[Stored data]
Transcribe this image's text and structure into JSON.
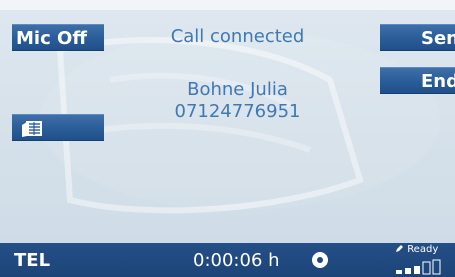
{
  "softkeys": {
    "mic_label": "Mic Off",
    "send_label": "Send",
    "end_label": "End",
    "phonebook_icon": "phonebook-icon"
  },
  "call": {
    "status": "Call connected",
    "contact_name": "Bohne Julia",
    "contact_number": "07124776951"
  },
  "status_bar": {
    "mode": "TEL",
    "duration": "0:00:06 h",
    "ready_label": "Ready",
    "signal_level": 0.5
  },
  "colors": {
    "softkey_blue": "#2a5c98",
    "text_blue": "#3f78b4",
    "status_bar_blue": "#1f4a80",
    "background": "#d6e1ea"
  },
  "icons": {
    "ready": "pencil-icon",
    "indicator": "circle-dot-icon",
    "signal": "signal-strength-icon"
  }
}
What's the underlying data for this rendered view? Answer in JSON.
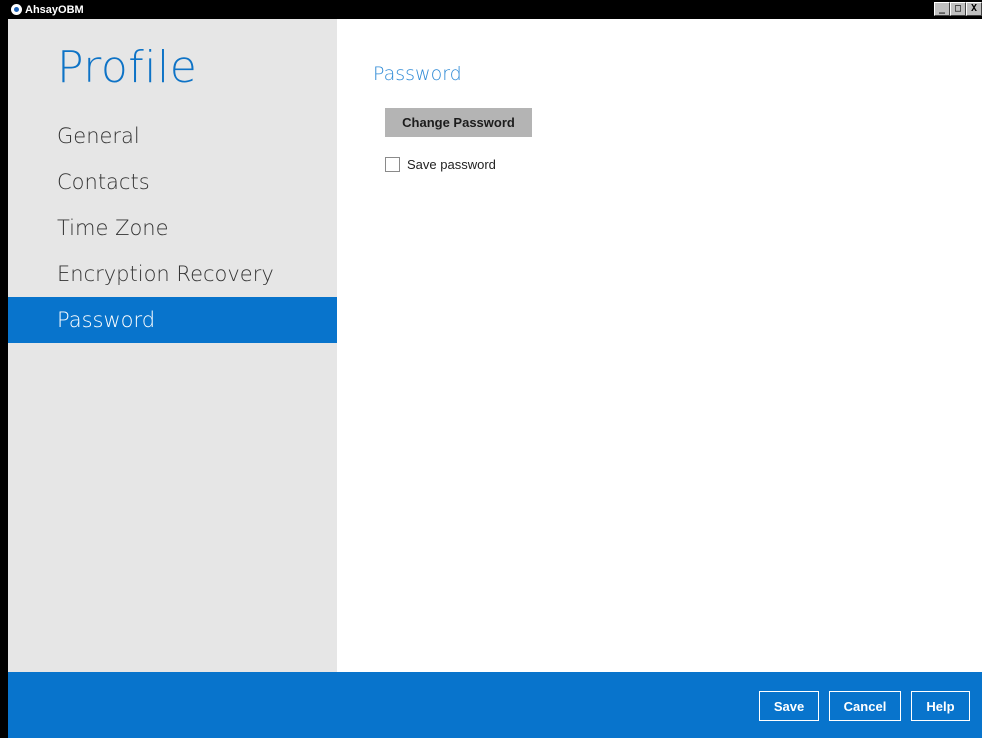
{
  "window": {
    "title": "AhsayOBM",
    "controls": {
      "minimize": "_",
      "maximize": "□",
      "close": "X"
    }
  },
  "sidebar": {
    "heading": "Profile",
    "items": [
      {
        "label": "General"
      },
      {
        "label": "Contacts"
      },
      {
        "label": "Time Zone"
      },
      {
        "label": "Encryption Recovery"
      },
      {
        "label": "Password",
        "active": true
      }
    ]
  },
  "main": {
    "section_title": "Password",
    "change_password_label": "Change Password",
    "save_password_label": "Save password",
    "save_password_checked": false
  },
  "footer": {
    "save_label": "Save",
    "cancel_label": "Cancel",
    "help_label": "Help"
  },
  "colors": {
    "accent": "#0874cc",
    "sidebar_bg": "#e6e6e6",
    "heading": "#0e73c6"
  },
  "icons": {
    "app_logo": "ahsay-logo-icon"
  }
}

DIRECTIONS FOR THIS TASK — Except for the pictures, print the data above exactly.

RESPONSE TO THIS EXERCISE —
Transcribe this image's text and structure into JSON.
{
  "softkeys": {
    "mic_label": "Mic Off",
    "send_label": "Send",
    "end_label": "End",
    "phonebook_icon": "phonebook-icon"
  },
  "call": {
    "status": "Call connected",
    "contact_name": "Bohne Julia",
    "contact_number": "07124776951"
  },
  "status_bar": {
    "mode": "TEL",
    "duration": "0:00:06 h",
    "ready_label": "Ready",
    "signal_level": 0.5
  },
  "colors": {
    "softkey_blue": "#2a5c98",
    "text_blue": "#3f78b4",
    "status_bar_blue": "#1f4a80",
    "background": "#d6e1ea"
  },
  "icons": {
    "ready": "pencil-icon",
    "indicator": "circle-dot-icon",
    "signal": "signal-strength-icon"
  }
}
What's the underlying data for this rendered view? Answer in JSON.
{
  "window": {
    "title": "AhsayOBM",
    "controls": {
      "minimize": "_",
      "maximize": "□",
      "close": "X"
    }
  },
  "sidebar": {
    "heading": "Profile",
    "items": [
      {
        "label": "General"
      },
      {
        "label": "Contacts"
      },
      {
        "label": "Time Zone"
      },
      {
        "label": "Encryption Recovery"
      },
      {
        "label": "Password",
        "active": true
      }
    ]
  },
  "main": {
    "section_title": "Password",
    "change_password_label": "Change Password",
    "save_password_label": "Save password",
    "save_password_checked": false
  },
  "footer": {
    "save_label": "Save",
    "cancel_label": "Cancel",
    "help_label": "Help"
  },
  "colors": {
    "accent": "#0874cc",
    "sidebar_bg": "#e6e6e6",
    "heading": "#0e73c6"
  },
  "icons": {
    "app_logo": "ahsay-logo-icon"
  }
}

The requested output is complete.